* Work instructions *
Pick out every line holding the string "Pogonski" and copy it.
───── Records shown
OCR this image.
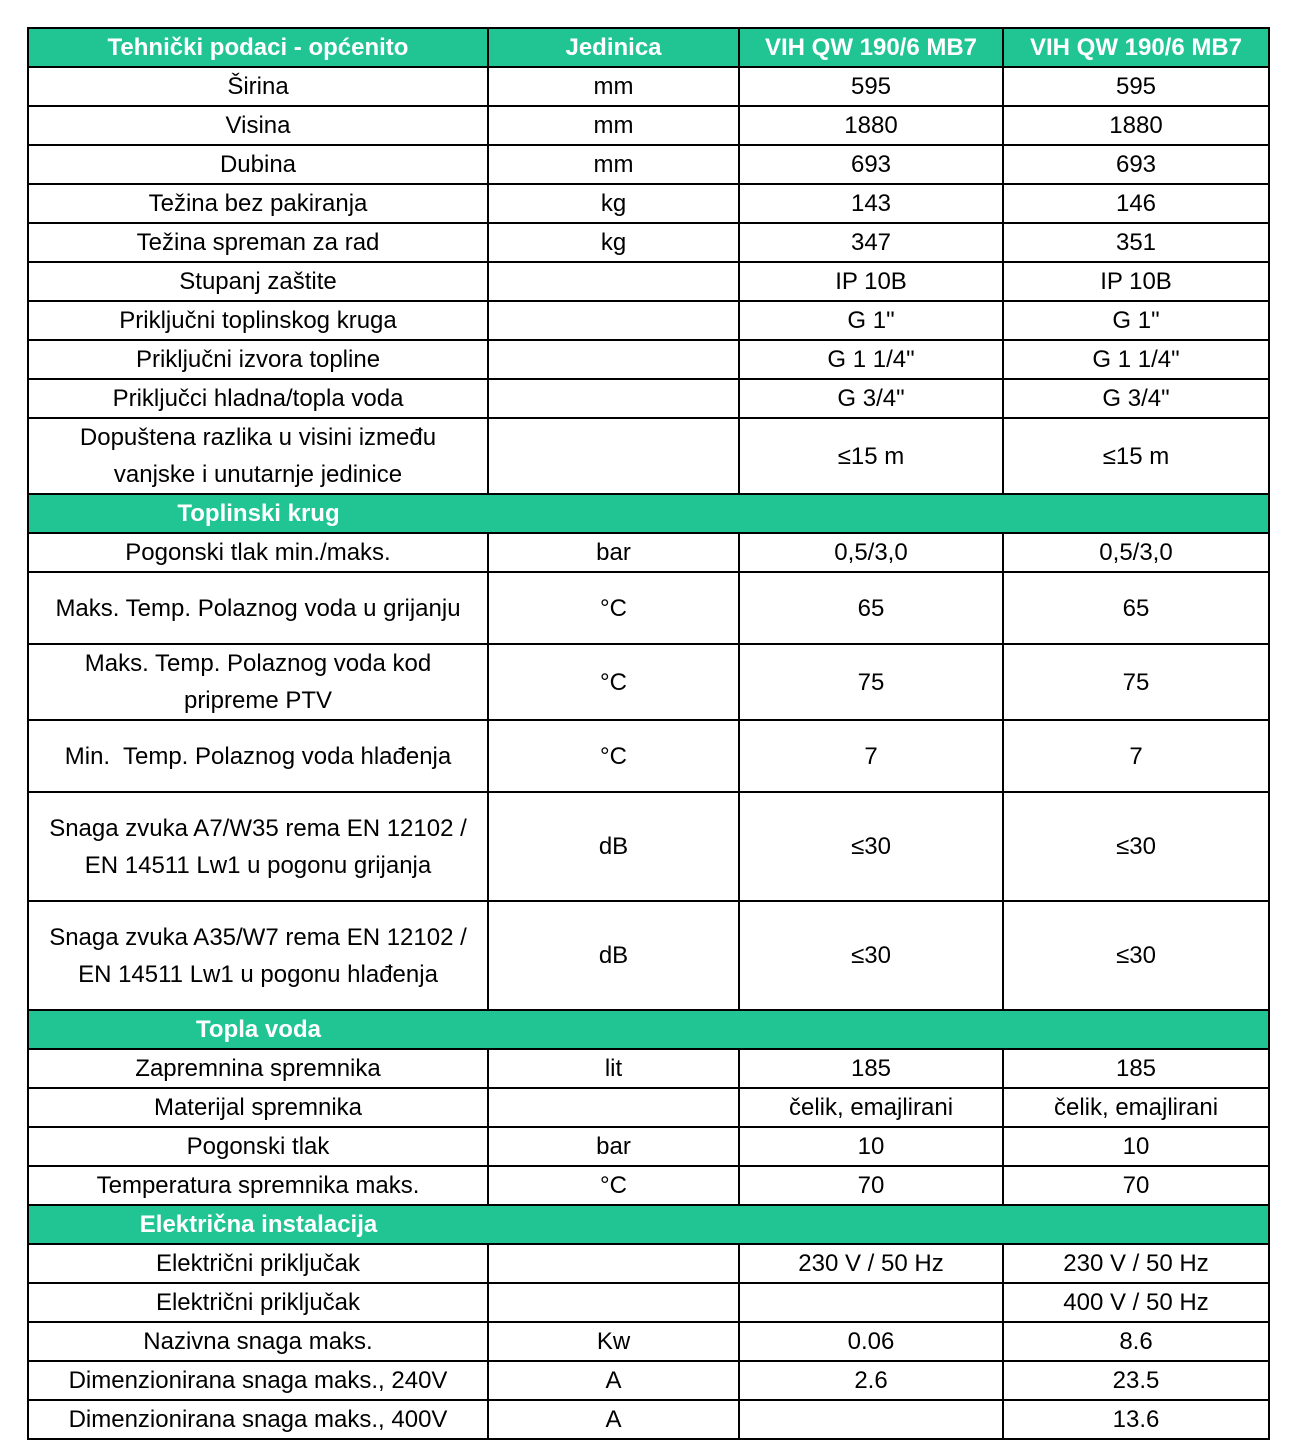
Tehnički podaci - općenito	Jedinica	VIH QW 190/6 MB7	VIH QW 190/6 MB7
Širina	mm	595	595
Visina	mm	1880	1880
Dubina	mm	693	693
Težina bez pakiranja	kg	143	146
Težina spreman za rad	kg	347	351
Stupanj zaštite		IP 10B	IP 10B
Priključni toplinskog kruga		G 1"	G 1"
Priključni izvora topline		G 1 1/4"	G 1 1/4"
Priključci hladna/topla voda		G 3/4"	G 3/4"
Dopuštena razlika u visini između
vanjske i unutarnje jedinice		≤15 m	≤15 m
Toplinski krug			
Pogonski tlak min./maks.	bar	0,5/3,0	0,5/3,0
Maks. Temp. Polaznog voda u grijanju	°C	65	65
Maks. Temp. Polaznog voda kod
pripreme PTV	°C	75	75
Min.  Temp. Polaznog voda hlađenja	°C	7	7
Snaga zvuka A7/W35 rema EN 12102 /
EN 14511 Lw1 u pogonu grijanja	dB	≤30	≤30
Snaga zvuka A35/W7 rema EN 12102 /
EN 14511 Lw1 u pogonu hlađenja	dB	≤30	≤30
Topla voda			
Zapremnina spremnika	lit	185	185
Materijal spremnika		čelik, emajlirani	čelik, emajlirani
Pogonski tlak	bar	10	10
Temperatura spremnika maks.	°C	70	70
Električna instalacija			
Električni priključak		230 V / 50 Hz	230 V / 50 Hz
Električni priključak			400 V / 50 Hz
Nazivna snaga maks.	Kw	0.06	8.6
Dimenzionirana snaga maks., 240V	A	2.6	23.5
Dimenzionirana snaga maks., 400V	A		13.6
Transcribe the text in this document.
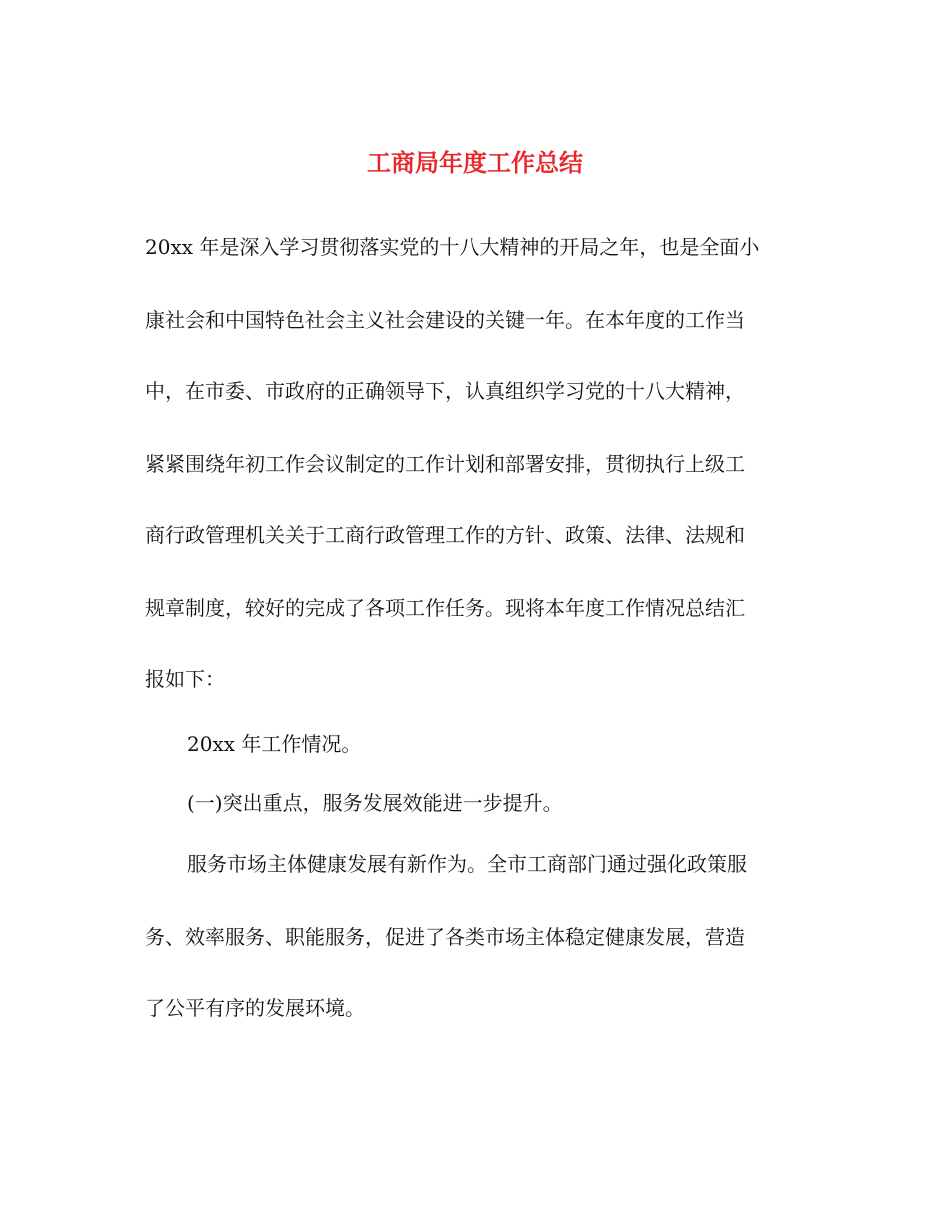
工商局年度工作总结

20xx 年是深入学习贯彻落实党的十八大精神的开局之年，也是全面小

康社会和中国特色社会主义社会建设的关键一年。在本年度的工作当

中，在市委、市政府的正确领导下，认真组织学习党的十八大精神，

紧紧围绕年初工作会议制定的工作计划和部署安排，贯彻执行上级工

商行政管理机关关于工商行政管理工作的方针、政策、法律、法规和

规章制度，较好的完成了各项工作任务。现将本年度工作情况总结汇

报如下：

20xx 年工作情况。

(一)突出重点，服务发展效能进一步提升。

服务市场主体健康发展有新作为。全市工商部门通过强化政策服

务、效率服务、职能服务，促进了各类市场主体稳定健康发展，营造

了公平有序的发展环境。
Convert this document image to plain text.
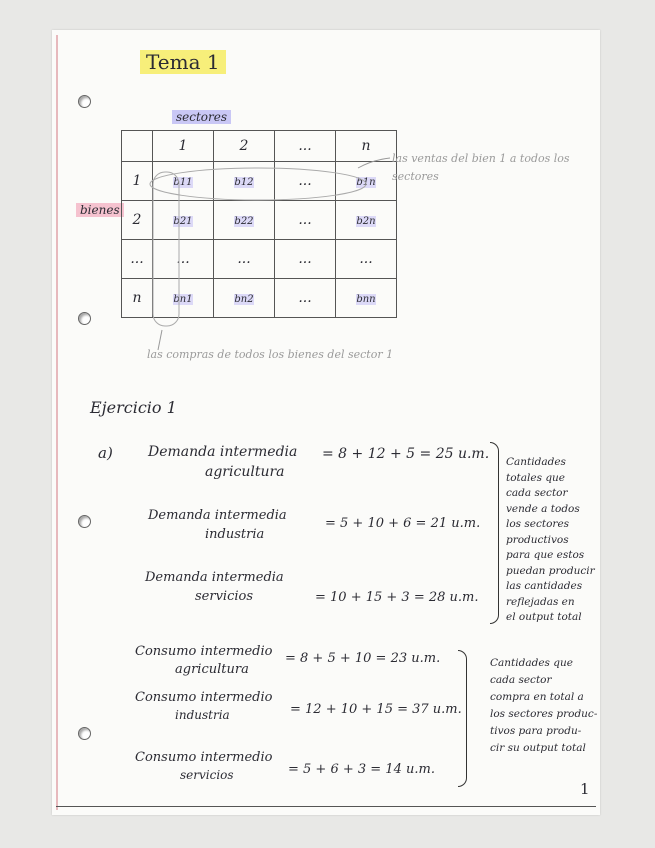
Tema 1
sectores
bienes
	1	2	...	n
1	b11	b12	...	b1n
2	b21	b22	...	b2n
...	...	...	...	...
n	bn1	bn2	...	bnn
las ventas del bien 1 a todos los sectores
las compras de todos los bienes del sector 1
Ejercicio 1
a)	Demanda intermedia
agricultura
= 8 + 12 + 5 = 25 u.m.
Demanda intermedia
industria
= 5 + 10 + 6 = 21 u.m.
Demanda intermedia
servicios	= 10 + 15 + 3 = 28 u.m.
Cantidades
totales que
cada sector
vende a todos
los sectores
productivos
para que estos
puedan producir
las cantidades
reflejadas en
el output total
Consumo intermedio
agricultura
= 8 + 5 + 10 = 23 u.m.
Consumo intermedio
industria	= 12 + 10 + 15 = 37 u.m.
Consumo intermedio
servicios	= 5 + 6 + 3 = 14 u.m.
Cantidades que
cada sector
compra en total a
los sectores produc-
tivos para produ-
cir su output total
1
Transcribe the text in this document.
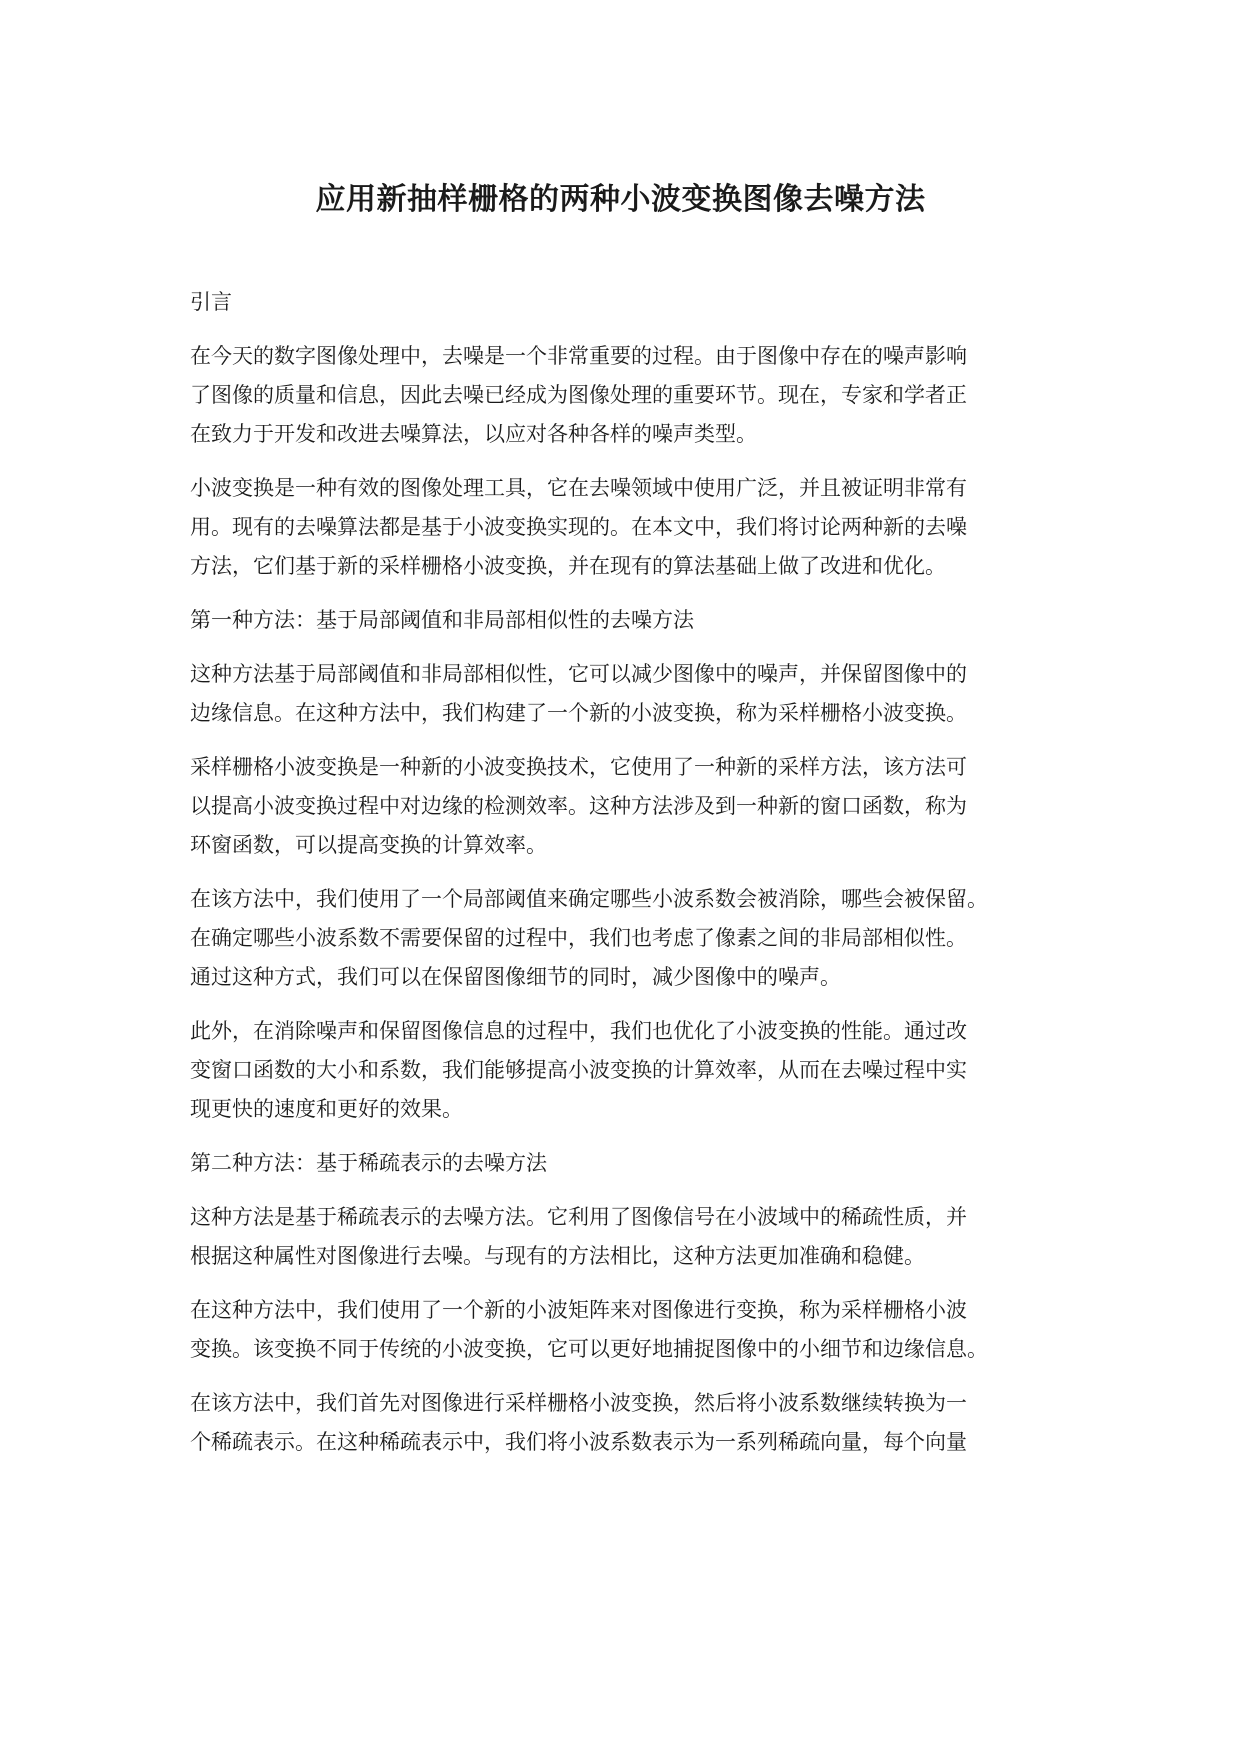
应用新抽样栅格的两种小波变换图像去噪方法
引言
在今天的数字图像处理中，去噪是一个非常重要的过程。由于图像中存在的噪声影响
了图像的质量和信息，因此去噪已经成为图像处理的重要环节。现在，专家和学者正
在致力于开发和改进去噪算法，以应对各种各样的噪声类型。
小波变换是一种有效的图像处理工具，它在去噪领域中使用广泛，并且被证明非常有
用。现有的去噪算法都是基于小波变换实现的。在本文中，我们将讨论两种新的去噪
方法，它们基于新的采样栅格小波变换，并在现有的算法基础上做了改进和优化。
第一种方法：基于局部阈值和非局部相似性的去噪方法
这种方法基于局部阈值和非局部相似性，它可以减少图像中的噪声，并保留图像中的
边缘信息。在这种方法中，我们构建了一个新的小波变换，称为采样栅格小波变换。
采样栅格小波变换是一种新的小波变换技术，它使用了一种新的采样方法，该方法可
以提高小波变换过程中对边缘的检测效率。这种方法涉及到一种新的窗口函数，称为
环窗函数，可以提高变换的计算效率。
在该方法中，我们使用了一个局部阈值来确定哪些小波系数会被消除，哪些会被保留。
在确定哪些小波系数不需要保留的过程中，我们也考虑了像素之间的非局部相似性。
通过这种方式，我们可以在保留图像细节的同时，减少图像中的噪声。
此外，在消除噪声和保留图像信息的过程中，我们也优化了小波变换的性能。通过改
变窗口函数的大小和系数，我们能够提高小波变换的计算效率，从而在去噪过程中实
现更快的速度和更好的效果。
第二种方法：基于稀疏表示的去噪方法
这种方法是基于稀疏表示的去噪方法。它利用了图像信号在小波域中的稀疏性质，并
根据这种属性对图像进行去噪。与现有的方法相比，这种方法更加准确和稳健。
在这种方法中，我们使用了一个新的小波矩阵来对图像进行变换，称为采样栅格小波
变换。该变换不同于传统的小波变换，它可以更好地捕捉图像中的小细节和边缘信息。
在该方法中，我们首先对图像进行采样栅格小波变换，然后将小波系数继续转换为一
个稀疏表示。在这种稀疏表示中，我们将小波系数表示为一系列稀疏向量，每个向量
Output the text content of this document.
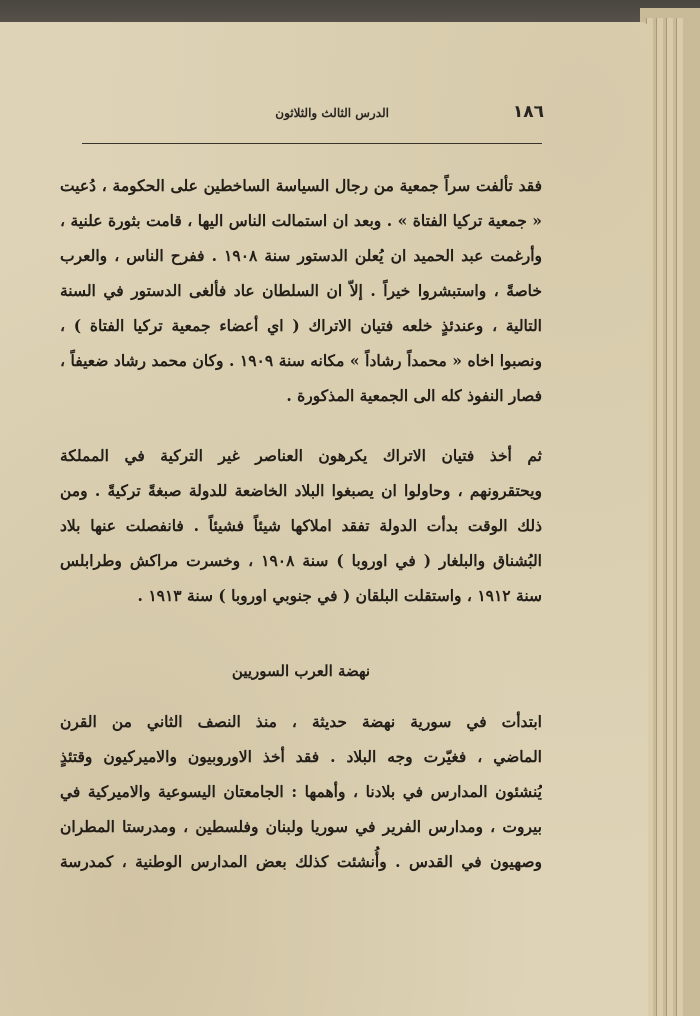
١٨٦
الدرس الثالث والثلاثون
فقد تألفت سراً جمعية من رجال السياسة الساخطين على الحكومة ، دُعيت
« جمعية تركيا الفتاة » . وبعد ان استمالت الناس اليها ، قامت بثورة علنية ،
وأرغمت عبد الحميد ان يُعلن الدستور سنة ١٩٠٨ . ففرح الناس ، والعرب
خاصةً ، واستبشروا خيراً . إلاّ ان السلطان عاد فألغى الدستور في السنة
التالية ، وعندئذٍ خلعه فتيان الاتراك ( اي أعضاء جمعية تركيا الفتاة ) ،
ونصبوا اخاه « محمداً رشاداً » مكانه سنة ١٩٠٩ . وكان محمد رشاد ضعيفاً ،
فصار النفوذ كله الى الجمعية المذكورة .
ثم أخذ فتيان الاتراك يكرهون العناصر غير التركية في المملكة
ويحتقرونهم ، وحاولوا ان يصبغوا البلاد الخاضعة للدولة صبغةً تركيةً . ومن
ذلك الوقت بدأت الدولة تفقد املاكها شيئاً فشيئاً . فانفصلت عنها بلاد
البُشناق والبلغار ( في اوروبا ) سنة ١٩٠٨ ، وخسرت مراكش وطرابلس
سنة ١٩١٢ ، واستقلت البلقان ( في جنوبي اوروبا ) سنة ١٩١٣ .
نهضة العرب السوريين
ابتدأت في سورية نهضة حديثة ، منذ النصف الثاني من القرن
الماضي ، فغيّرت وجه البلاد . فقد أخذ الاوروبيون والاميركيون وقتئذٍ
يُنشئون المدارس في بلادنا ، وأهمها : الجامعتان اليسوعية والاميركية في
بيروت ، ومدارس الفرير في سوريا ولبنان وفلسطين ، ومدرستا المطران
وصهيون في القدس . وأُنشئت كذلك بعض المدارس الوطنية ، كمدرسة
──────────
* Output *
Pogonski tlak min./maks.	bar	0,5/3,0	0,5/3,0
Pogonski tlak	bar	10	10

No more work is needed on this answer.